(The exercise): Return a copy of each line that holds the string "true".

-- BEGIN Data section --

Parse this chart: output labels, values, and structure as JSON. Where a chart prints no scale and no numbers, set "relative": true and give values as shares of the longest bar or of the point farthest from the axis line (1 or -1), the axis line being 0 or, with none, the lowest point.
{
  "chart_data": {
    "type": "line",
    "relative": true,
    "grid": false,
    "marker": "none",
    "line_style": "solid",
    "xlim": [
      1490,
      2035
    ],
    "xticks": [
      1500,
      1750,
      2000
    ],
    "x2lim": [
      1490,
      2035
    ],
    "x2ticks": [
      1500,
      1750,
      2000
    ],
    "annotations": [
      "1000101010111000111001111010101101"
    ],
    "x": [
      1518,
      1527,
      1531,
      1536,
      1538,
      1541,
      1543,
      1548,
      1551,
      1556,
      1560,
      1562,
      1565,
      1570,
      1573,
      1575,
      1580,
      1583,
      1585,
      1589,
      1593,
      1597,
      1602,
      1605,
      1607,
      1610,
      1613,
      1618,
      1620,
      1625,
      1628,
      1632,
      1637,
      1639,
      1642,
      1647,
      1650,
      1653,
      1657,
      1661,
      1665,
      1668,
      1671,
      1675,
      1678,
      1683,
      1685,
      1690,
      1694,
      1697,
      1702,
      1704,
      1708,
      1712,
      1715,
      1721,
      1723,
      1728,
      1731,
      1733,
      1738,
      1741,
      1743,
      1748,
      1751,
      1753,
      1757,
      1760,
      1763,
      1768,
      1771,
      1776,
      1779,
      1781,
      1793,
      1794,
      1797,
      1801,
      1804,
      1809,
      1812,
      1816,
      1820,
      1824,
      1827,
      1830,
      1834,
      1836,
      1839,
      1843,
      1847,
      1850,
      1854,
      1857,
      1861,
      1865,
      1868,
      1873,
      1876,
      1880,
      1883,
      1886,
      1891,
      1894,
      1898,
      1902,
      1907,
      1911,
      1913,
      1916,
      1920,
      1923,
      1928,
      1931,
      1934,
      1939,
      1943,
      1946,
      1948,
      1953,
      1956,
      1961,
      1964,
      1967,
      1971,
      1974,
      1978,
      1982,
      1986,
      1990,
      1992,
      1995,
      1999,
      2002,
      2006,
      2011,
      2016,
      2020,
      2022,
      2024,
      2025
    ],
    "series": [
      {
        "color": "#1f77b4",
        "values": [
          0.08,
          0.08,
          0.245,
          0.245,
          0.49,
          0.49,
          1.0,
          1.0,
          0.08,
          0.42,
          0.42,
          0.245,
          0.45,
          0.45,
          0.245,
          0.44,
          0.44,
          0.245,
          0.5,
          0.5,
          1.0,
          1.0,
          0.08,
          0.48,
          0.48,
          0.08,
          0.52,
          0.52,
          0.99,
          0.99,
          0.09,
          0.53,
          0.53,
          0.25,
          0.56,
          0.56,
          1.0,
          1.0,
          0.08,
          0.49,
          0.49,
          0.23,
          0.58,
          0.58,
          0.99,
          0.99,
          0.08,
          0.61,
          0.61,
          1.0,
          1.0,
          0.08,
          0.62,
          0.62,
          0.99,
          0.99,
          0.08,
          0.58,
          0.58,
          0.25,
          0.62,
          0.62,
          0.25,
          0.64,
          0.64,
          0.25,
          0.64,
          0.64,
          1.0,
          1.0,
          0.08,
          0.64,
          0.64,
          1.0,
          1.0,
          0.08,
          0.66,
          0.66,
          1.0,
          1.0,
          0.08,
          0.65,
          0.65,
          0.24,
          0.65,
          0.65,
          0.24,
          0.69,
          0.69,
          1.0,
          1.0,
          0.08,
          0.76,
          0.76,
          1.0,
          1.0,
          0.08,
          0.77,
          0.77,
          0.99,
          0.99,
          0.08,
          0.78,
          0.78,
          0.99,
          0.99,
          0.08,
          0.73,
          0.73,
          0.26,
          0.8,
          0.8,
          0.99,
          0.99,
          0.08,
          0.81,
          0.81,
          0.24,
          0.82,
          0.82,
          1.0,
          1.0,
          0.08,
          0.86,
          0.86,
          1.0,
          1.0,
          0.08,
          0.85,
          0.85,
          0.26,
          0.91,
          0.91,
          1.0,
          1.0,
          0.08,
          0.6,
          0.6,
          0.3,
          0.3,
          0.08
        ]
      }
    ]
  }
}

-- END Data section --

(Completed task):
Parse this chart: output labels, values, and structure as JSON. Where a chart prints no scale and no numbers, set "relative": true and give values as shares of the longest bar or of the point farthest from the axis line (1 or -1), the axis line being 0 or, with none, the lowest point.
    "relative": true,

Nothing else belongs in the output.